# TASK DIRECTIONS
Transcribe the entries that follow exactly as they appear, minus pictures.

####################

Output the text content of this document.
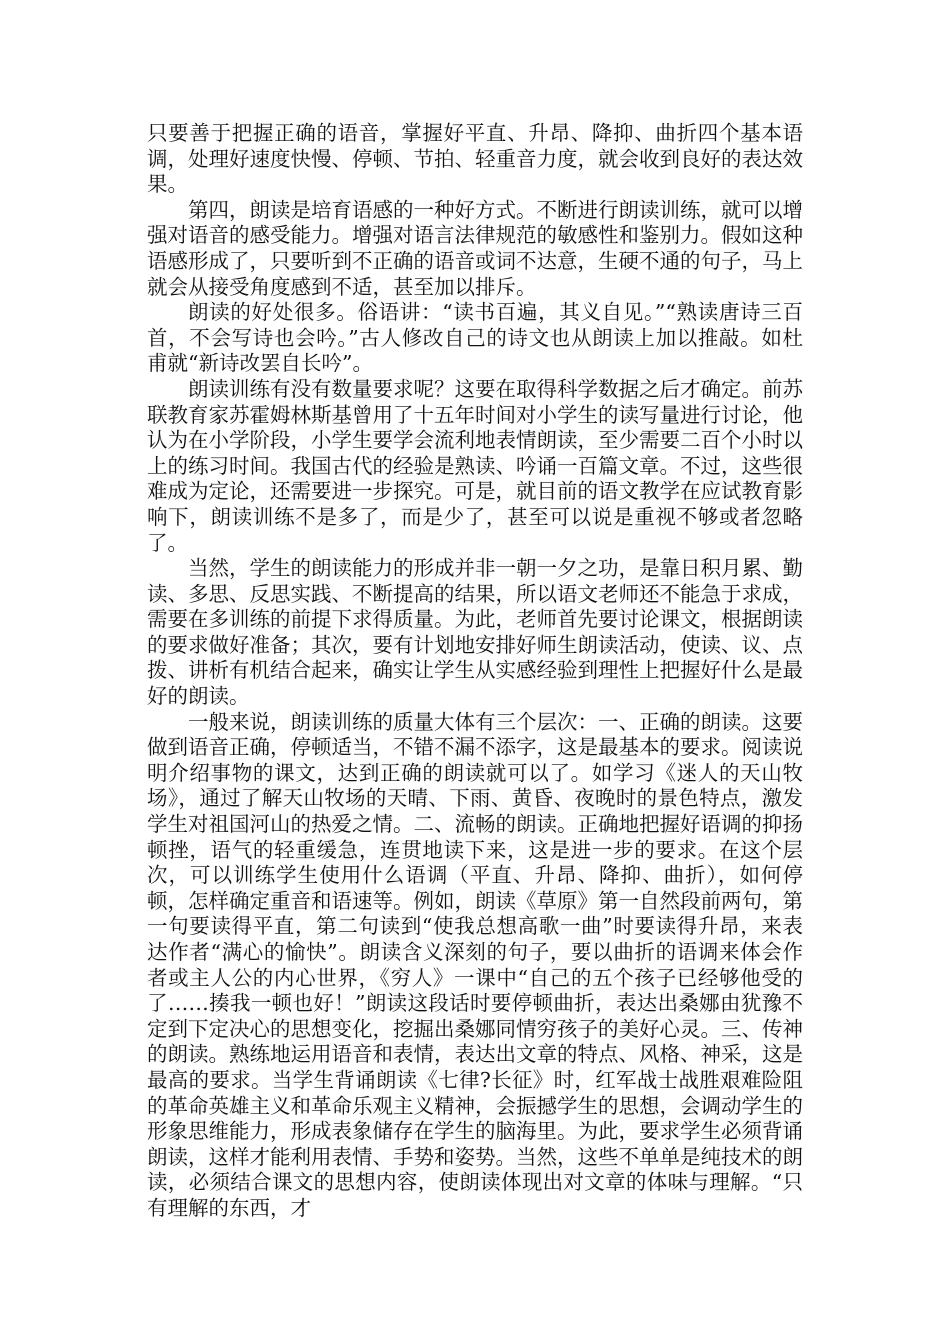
只要善于把握正确的语音，掌握好平直、升昂、降抑、曲折四个基本语调，处理好速度快慢、停顿、节拍、轻重音力度，就会收到良好的表达效果。

第四，朗读是培育语感的一种好方式。不断进行朗读训练，就可以增强对语音的感受能力。增强对语言法律规范的敏感性和鉴别力。假如这种语感形成了，只要听到不正确的语音或词不达意，生硬不通的句子，马上就会从接受角度感到不适，甚至加以排斥。

朗读的好处很多。俗语讲：“读书百遍，其义自见。”“熟读唐诗三百首，不会写诗也会吟。”古人修改自己的诗文也从朗读上加以推敲。如杜甫就“新诗改罢自长吟”。

朗读训练有没有数量要求呢？这要在取得科学数据之后才确定。前苏联教育家苏霍姆林斯基曾用了十五年时间对小学生的读写量进行讨论，他认为在小学阶段，小学生要学会流利地表情朗读，至少需要二百个小时以上的练习时间。我国古代的经验是熟读、吟诵一百篇文章。不过，这些很难成为定论，还需要进一步探究。可是，就目前的语文教学在应试教育影响下，朗读训练不是多了，而是少了，甚至可以说是重视不够或者忽略了。

当然，学生的朗读能力的形成并非一朝一夕之功，是靠日积月累、勤读、多思、反思实践、不断提高的结果，所以语文老师还不能急于求成，需要在多训练的前提下求得质量。为此，老师首先要讨论课文，根据朗读的要求做好准备；其次，要有计划地安排好师生朗读活动，使读、议、点拨、讲析有机结合起来，确实让学生从实感经验到理性上把握好什么是最好的朗读。

一般来说，朗读训练的质量大体有三个层次：一、正确的朗读。这要做到语音正确，停顿适当，不错不漏不添字，这是最基本的要求。阅读说明介绍事物的课文，达到正确的朗读就可以了。如学习《迷人的天山牧场》，通过了解天山牧场的天晴、下雨、黄昏、夜晚时的景色特点，激发学生对祖国河山的热爱之情。二、流畅的朗读。正确地把握好语调的抑扬顿挫，语气的轻重缓急，连贯地读下来，这是进一步的要求。在这个层次，可以训练学生使用什么语调（平直、升昂、降抑、曲折），如何停顿，怎样确定重音和语速等。例如，朗读《草原》第一自然段前两句，第一句要读得平直，第二句读到“使我总想高歌一曲”时要读得升昂，来表达作者“满心的愉快”。朗读含义深刻的句子，要以曲折的语调来体会作者或主人公的内心世界，《穷人》一课中“自己的五个孩子已经够他受的了……揍我一顿也好！”朗读这段话时要停顿曲折，表达出桑娜由犹豫不定到下定决心的思想变化，挖掘出桑娜同情穷孩子的美好心灵。三、传神的朗读。熟练地运用语音和表情，表达出文章的特点、风格、神采，这是最高的要求。当学生背诵朗读《七律?长征》时，红军战士战胜艰难险阻的革命英雄主义和革命乐观主义精神，会振撼学生的思想，会调动学生的形象思维能力，形成表象储存在学生的脑海里。为此，要求学生必须背诵朗读，这样才能利用表情、手势和姿势。当然，这些不单单是纯技术的朗读，必须结合课文的思想内容，使朗读体现出对文章的体味与理解。“只有理解的东西，才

####################

# RESPONSE
Output the text content of this document.
只要善于把握正确的语音，掌握好平直、升昂、降抑、曲折四个基本语调，处理好速度快慢、停顿、节拍、轻重音力度，就会收到良好的表达效果。

第四，朗读是培育语感的一种好方式。不断进行朗读训练，就可以增强对语音的感受能力。增强对语言法律规范的敏感性和鉴别力。假如这种语感形成了，只要听到不正确的语音或词不达意，生硬不通的句子，马上就会从接受角度感到不适，甚至加以排斥。

朗读的好处很多。俗语讲：“读书百遍，其义自见。”“熟读唐诗三百首，不会写诗也会吟。”古人修改自己的诗文也从朗读上加以推敲。如杜甫就“新诗改罢自长吟”。

朗读训练有没有数量要求呢？这要在取得科学数据之后才确定。前苏联教育家苏霍姆林斯基曾用了十五年时间对小学生的读写量进行讨论，他认为在小学阶段，小学生要学会流利地表情朗读，至少需要二百个小时以上的练习时间。我国古代的经验是熟读、吟诵一百篇文章。不过，这些很难成为定论，还需要进一步探究。可是，就目前的语文教学在应试教育影响下，朗读训练不是多了，而是少了，甚至可以说是重视不够或者忽略了。

当然，学生的朗读能力的形成并非一朝一夕之功，是靠日积月累、勤读、多思、反思实践、不断提高的结果，所以语文老师还不能急于求成，需要在多训练的前提下求得质量。为此，老师首先要讨论课文，根据朗读的要求做好准备；其次，要有计划地安排好师生朗读活动，使读、议、点拨、讲析有机结合起来，确实让学生从实感经验到理性上把握好什么是最好的朗读。

一般来说，朗读训练的质量大体有三个层次：一、正确的朗读。这要做到语音正确，停顿适当，不错不漏不添字，这是最基本的要求。阅读说明介绍事物的课文，达到正确的朗读就可以了。如学习《迷人的天山牧场》，通过了解天山牧场的天晴、下雨、黄昏、夜晚时的景色特点，激发学生对祖国河山的热爱之情。二、流畅的朗读。正确地把握好语调的抑扬顿挫，语气的轻重缓急，连贯地读下来，这是进一步的要求。在这个层次，可以训练学生使用什么语调（平直、升昂、降抑、曲折），如何停顿，怎样确定重音和语速等。例如，朗读《草原》第一自然段前两句，第一句要读得平直，第二句读到“使我总想高歌一曲”时要读得升昂，来表达作者“满心的愉快”。朗读含义深刻的句子，要以曲折的语调来体会作者或主人公的内心世界，《穷人》一课中“自己的五个孩子已经够他受的了……揍我一顿也好！”朗读这段话时要停顿曲折，表达出桑娜由犹豫不定到下定决心的思想变化，挖掘出桑娜同情穷孩子的美好心灵。三、传神的朗读。熟练地运用语音和表情，表达出文章的特点、风格、神采，这是最高的要求。当学生背诵朗读《七律?长征》时，红军战士战胜艰难险阻的革命英雄主义和革命乐观主义精神，会振撼学生的思想，会调动学生的形象思维能力，形成表象储存在学生的脑海里。为此，要求学生必须背诵朗读，这样才能利用表情、手势和姿势。当然，这些不单单是纯技术的朗读，必须结合课文的思想内容，使朗读体现出对文章的体味与理解。“只有理解的东西，才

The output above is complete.